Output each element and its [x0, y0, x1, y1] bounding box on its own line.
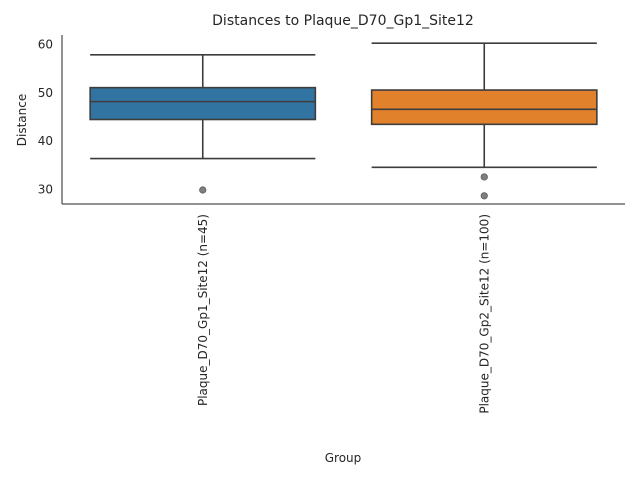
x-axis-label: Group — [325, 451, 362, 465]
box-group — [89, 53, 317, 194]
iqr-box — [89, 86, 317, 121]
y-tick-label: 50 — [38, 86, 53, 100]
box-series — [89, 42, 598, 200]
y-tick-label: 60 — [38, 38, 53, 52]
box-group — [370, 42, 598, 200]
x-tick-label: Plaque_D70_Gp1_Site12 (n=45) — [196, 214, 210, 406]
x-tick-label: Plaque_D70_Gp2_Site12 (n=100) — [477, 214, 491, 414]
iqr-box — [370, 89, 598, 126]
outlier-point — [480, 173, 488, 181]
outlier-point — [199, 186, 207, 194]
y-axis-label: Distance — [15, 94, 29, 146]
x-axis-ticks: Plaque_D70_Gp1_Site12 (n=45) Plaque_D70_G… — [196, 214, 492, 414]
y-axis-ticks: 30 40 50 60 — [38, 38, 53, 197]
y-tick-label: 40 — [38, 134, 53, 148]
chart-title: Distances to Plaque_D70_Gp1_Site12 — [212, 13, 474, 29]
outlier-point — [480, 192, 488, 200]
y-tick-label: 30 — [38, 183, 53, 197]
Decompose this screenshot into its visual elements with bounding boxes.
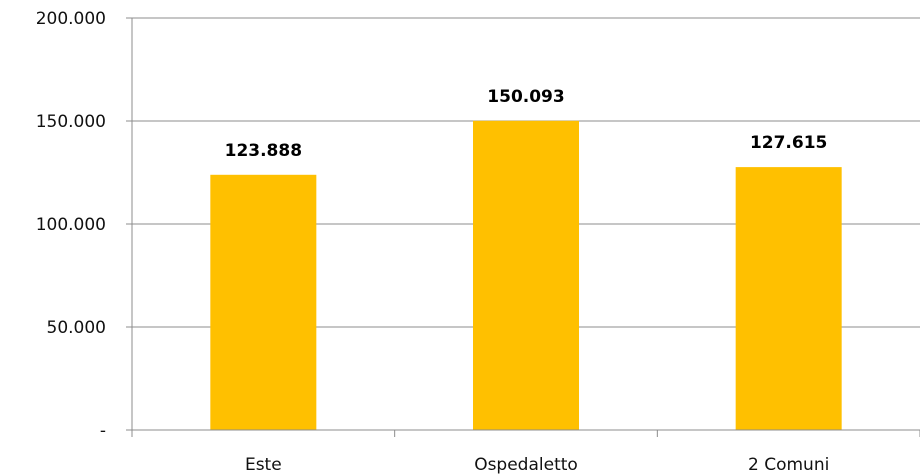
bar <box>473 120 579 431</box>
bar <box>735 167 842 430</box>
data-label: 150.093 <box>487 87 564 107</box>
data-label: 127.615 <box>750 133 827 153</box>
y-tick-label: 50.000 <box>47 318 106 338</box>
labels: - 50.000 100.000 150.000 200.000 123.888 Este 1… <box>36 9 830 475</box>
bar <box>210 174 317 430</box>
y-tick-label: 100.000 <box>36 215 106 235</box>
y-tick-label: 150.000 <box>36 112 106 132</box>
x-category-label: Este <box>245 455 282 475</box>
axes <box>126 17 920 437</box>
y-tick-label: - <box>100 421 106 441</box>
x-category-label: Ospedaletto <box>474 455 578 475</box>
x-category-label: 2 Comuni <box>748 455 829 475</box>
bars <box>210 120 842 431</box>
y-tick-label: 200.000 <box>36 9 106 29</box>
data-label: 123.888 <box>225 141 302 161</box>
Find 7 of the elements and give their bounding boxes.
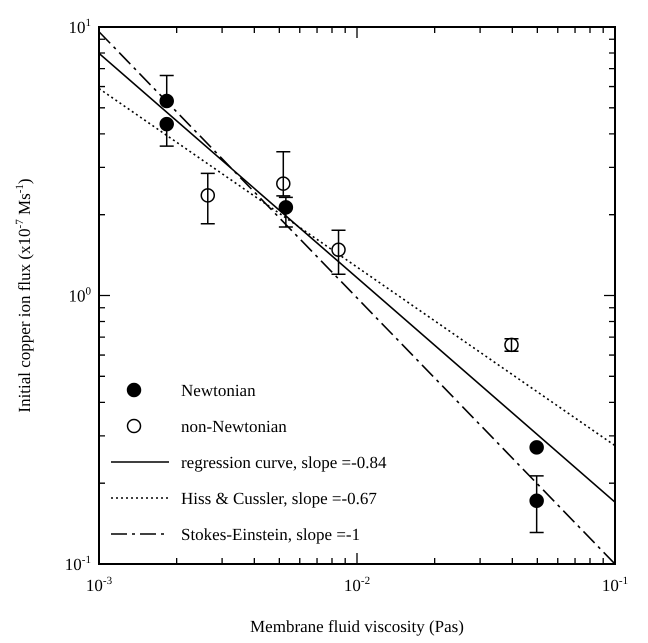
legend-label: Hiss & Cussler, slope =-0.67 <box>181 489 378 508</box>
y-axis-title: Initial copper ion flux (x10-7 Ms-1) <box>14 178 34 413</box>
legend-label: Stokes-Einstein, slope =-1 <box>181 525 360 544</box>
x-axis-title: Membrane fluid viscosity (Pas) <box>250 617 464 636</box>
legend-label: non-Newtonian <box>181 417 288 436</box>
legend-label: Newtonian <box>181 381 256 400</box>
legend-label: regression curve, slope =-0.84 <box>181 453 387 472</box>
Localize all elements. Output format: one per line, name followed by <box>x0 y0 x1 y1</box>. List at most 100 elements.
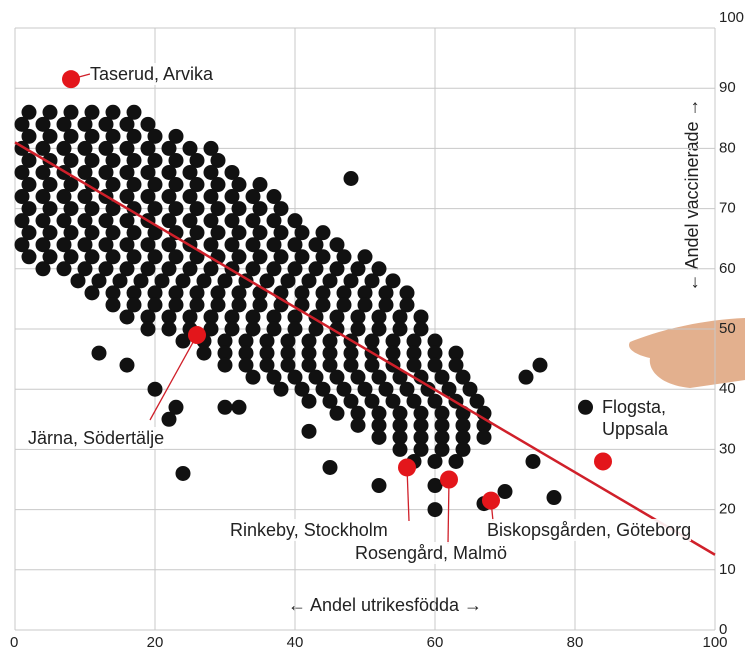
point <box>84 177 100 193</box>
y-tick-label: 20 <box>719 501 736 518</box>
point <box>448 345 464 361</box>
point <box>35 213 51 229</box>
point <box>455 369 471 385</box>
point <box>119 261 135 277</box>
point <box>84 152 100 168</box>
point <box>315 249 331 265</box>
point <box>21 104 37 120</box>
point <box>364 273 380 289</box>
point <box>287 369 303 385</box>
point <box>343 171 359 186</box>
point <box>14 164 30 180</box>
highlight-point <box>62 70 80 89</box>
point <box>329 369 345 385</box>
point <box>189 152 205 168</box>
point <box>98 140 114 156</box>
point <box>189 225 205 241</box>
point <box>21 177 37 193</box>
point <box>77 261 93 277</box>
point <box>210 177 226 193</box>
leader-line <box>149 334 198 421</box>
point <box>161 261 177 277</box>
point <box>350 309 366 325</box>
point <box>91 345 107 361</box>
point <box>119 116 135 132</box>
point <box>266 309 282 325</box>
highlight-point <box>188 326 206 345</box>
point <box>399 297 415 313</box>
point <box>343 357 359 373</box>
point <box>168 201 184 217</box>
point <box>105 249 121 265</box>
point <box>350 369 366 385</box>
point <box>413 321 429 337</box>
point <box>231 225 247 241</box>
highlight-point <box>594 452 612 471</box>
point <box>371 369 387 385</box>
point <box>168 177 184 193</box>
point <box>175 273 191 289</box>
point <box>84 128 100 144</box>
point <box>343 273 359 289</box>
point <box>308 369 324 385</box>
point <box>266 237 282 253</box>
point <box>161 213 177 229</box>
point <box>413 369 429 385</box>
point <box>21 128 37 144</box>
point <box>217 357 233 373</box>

···

→ EXERCISE INSTRUCTIONS: Rewrite all the lines above with "data-label" changed to "value-label" everywhere it appears and everything else left unchanged. Leave the pictures out.

→ SOLUTION TO THIS EXERCISE:
Output each element and its [x0, y0, x1, y1] bounding box on its own line.
x-axis-label: Group — [325, 451, 362, 465]
box-group — [89, 53, 317, 194]
iqr-box — [89, 86, 317, 121]
y-tick-label: 50 — [38, 86, 53, 100]
box-series — [89, 42, 598, 200]
y-tick-label: 60 — [38, 38, 53, 52]
box-group — [370, 42, 598, 200]
x-tick-label: Plaque_D70_Gp1_Site12 (n=45) — [196, 214, 210, 406]
x-tick-label: Plaque_D70_Gp2_Site12 (n=100) — [477, 214, 491, 414]
iqr-box — [370, 89, 598, 126]
outlier-point — [480, 173, 488, 181]
outlier-point — [199, 186, 207, 194]
y-axis-label: Distance — [15, 94, 29, 146]
x-axis-ticks: Plaque_D70_Gp1_Site12 (n=45) Plaque_D70_G… — [196, 214, 492, 414]
y-axis-ticks: 30 40 50 60 — [38, 38, 53, 197]
y-tick-label: 40 — [38, 134, 53, 148]
chart-title: Distances to Plaque_D70_Gp1_Site12 — [212, 13, 474, 29]
outlier-point — [480, 192, 488, 200]
y-tick-label: 30 — [38, 183, 53, 197]
Decompose this screenshot into its visual elements with bounding boxes.
bar <box>473 120 579 431</box>
bar <box>735 167 842 430</box>
value-label: 150.093 <box>487 87 564 107</box>
value-label: 127.615 <box>750 133 827 153</box>
y-tick-label: 50.000 <box>47 318 106 338</box>
labels: - 50.000 100.000 150.000 200.000 123.888 Este 1… <box>36 9 830 475</box>
bar <box>210 174 317 430</box>
y-tick-label: 100.000 <box>36 215 106 235</box>
y-tick-label: 150.000 <box>36 112 106 132</box>
x-category-label: Este <box>245 455 282 475</box>
axes <box>126 17 920 437</box>
y-tick-label: - <box>100 421 106 441</box>
x-category-label: Ospedaletto <box>474 455 578 475</box>
x-category-label: 2 Comuni <box>748 455 829 475</box>
bars <box>210 120 842 431</box>
y-tick-label: 200.000 <box>36 9 106 29</box>
value-label: 123.888 <box>225 141 302 161</box>
Find 7 of the elements and give their bounding boxes.
legend-label: Hiss & Cussler, slope =-0.67 <box>181 489 378 508</box>
y-axis-title: Initial copper ion flux (x10-7 Ms-1) <box>14 178 34 413</box>
legend-label: Stokes-Einstein, slope =-1 <box>181 525 360 544</box>
x-axis-title: Membrane fluid viscosity (Pas) <box>250 617 464 636</box>
legend-label: non-Newtonian <box>181 417 288 436</box>
legend-label: Newtonian <box>181 381 256 400</box>
legend-label: regression curve, slope =-0.84 <box>181 453 387 472</box>
Localize all elements. Output format: one per line, name followed by <box>x0 y0 x1 y1</box>. List at most 100 elements.
point <box>84 177 100 193</box>
y-tick-label: 20 <box>719 501 736 518</box>
point <box>448 345 464 361</box>
point <box>35 213 51 229</box>
point <box>455 369 471 385</box>
point <box>119 261 135 277</box>
point <box>84 152 100 168</box>
point <box>315 249 331 265</box>
point <box>21 104 37 120</box>
point <box>364 273 380 289</box>
point <box>287 369 303 385</box>
point <box>343 171 359 186</box>
point <box>14 164 30 180</box>
highlight-point <box>62 70 80 89</box>
point <box>329 369 345 385</box>
point <box>189 152 205 168</box>
point <box>98 140 114 156</box>
point <box>189 225 205 241</box>
point <box>21 177 37 193</box>
point <box>77 261 93 277</box>
point <box>210 177 226 193</box>
leader-line <box>149 334 198 421</box>
point <box>161 261 177 277</box>
point <box>350 309 366 325</box>
point <box>91 345 107 361</box>
point <box>119 116 135 132</box>
point <box>266 309 282 325</box>
highlight-point <box>188 326 206 345</box>
point <box>399 297 415 313</box>
point <box>343 357 359 373</box>
point <box>168 201 184 217</box>
point <box>105 249 121 265</box>
point <box>350 369 366 385</box>
point <box>413 321 429 337</box>
point <box>231 225 247 241</box>
highlight-point <box>594 452 612 471</box>
point <box>371 369 387 385</box>
point <box>168 177 184 193</box>
point <box>175 273 191 289</box>
point <box>84 128 100 144</box>
point <box>343 273 359 289</box>
point <box>308 369 324 385</box>
point <box>266 237 282 253</box>
point <box>161 213 177 229</box>
point <box>413 369 429 385</box>
point <box>21 128 37 144</box>
point <box>217 357 233 373</box>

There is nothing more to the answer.